* What you should do
Return every record exactly as it appears. Leave nothing out.

* Input material
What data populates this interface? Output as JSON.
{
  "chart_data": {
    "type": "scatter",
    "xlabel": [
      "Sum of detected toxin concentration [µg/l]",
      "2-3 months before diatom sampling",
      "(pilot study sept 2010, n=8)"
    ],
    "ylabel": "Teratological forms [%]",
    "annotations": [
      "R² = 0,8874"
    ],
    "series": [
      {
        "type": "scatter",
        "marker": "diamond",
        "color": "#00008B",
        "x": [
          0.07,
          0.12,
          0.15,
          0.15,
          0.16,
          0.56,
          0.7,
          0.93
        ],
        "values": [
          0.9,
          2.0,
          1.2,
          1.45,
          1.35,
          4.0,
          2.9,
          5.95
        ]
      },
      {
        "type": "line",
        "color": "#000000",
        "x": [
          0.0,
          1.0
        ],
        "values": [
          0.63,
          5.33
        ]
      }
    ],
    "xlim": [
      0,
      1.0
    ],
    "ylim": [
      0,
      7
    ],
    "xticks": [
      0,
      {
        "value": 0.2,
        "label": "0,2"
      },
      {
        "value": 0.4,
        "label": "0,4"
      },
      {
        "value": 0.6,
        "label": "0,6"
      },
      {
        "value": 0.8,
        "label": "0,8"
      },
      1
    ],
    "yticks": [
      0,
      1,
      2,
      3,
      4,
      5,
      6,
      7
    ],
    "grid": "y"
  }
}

* Answer space
What data populates this interface? Output as JSON.
{
  "chart_data": {
    "type": "scatter",
    "xlabel": [
      "Sum of detected toxin concentration [µg/l]",
      "2-3 months before diatom sampling",
      "(pilot study sept 2010, n=8)"
    ],
    "ylabel": "Teratological forms [%]",
    "annotations": [
      "R² = 0,8874"
    ],
    "series": [
      {
        "type": "scatter",
        "marker": "diamond",
        "color": "#00008B",
        "x": [
          0.07,
          0.12,
          0.15,
          0.15,
          0.16,
          0.56,
          0.7,
          0.93
        ],
        "values": [
          0.9,
          2.0,
          1.2,
          1.45,
          1.35,
          4.0,
          2.9,
          5.95
        ]
      },
      {
        "type": "line",
        "color": "#000000",
        "x": [
          0.0,
          1.0
        ],
        "values": [
          0.63,
          5.33
        ]
      }
    ],
    "xlim": [
      0,
      1.0
    ],
    "ylim": [
      0,
      7
    ],
    "xticks": [
      0,
      {
        "value": 0.2,
        "label": "0,2"
      },
      {
        "value": 0.4,
        "label": "0,4"
      },
      {
        "value": 0.6,
        "label": "0,6"
      },
      {
        "value": 0.8,
        "label": "0,8"
      },
      1
    ],
    "yticks": [
      0,
      1,
      2,
      3,
      4,
      5,
      6,
      7
    ],
    "grid": "y"
  }
}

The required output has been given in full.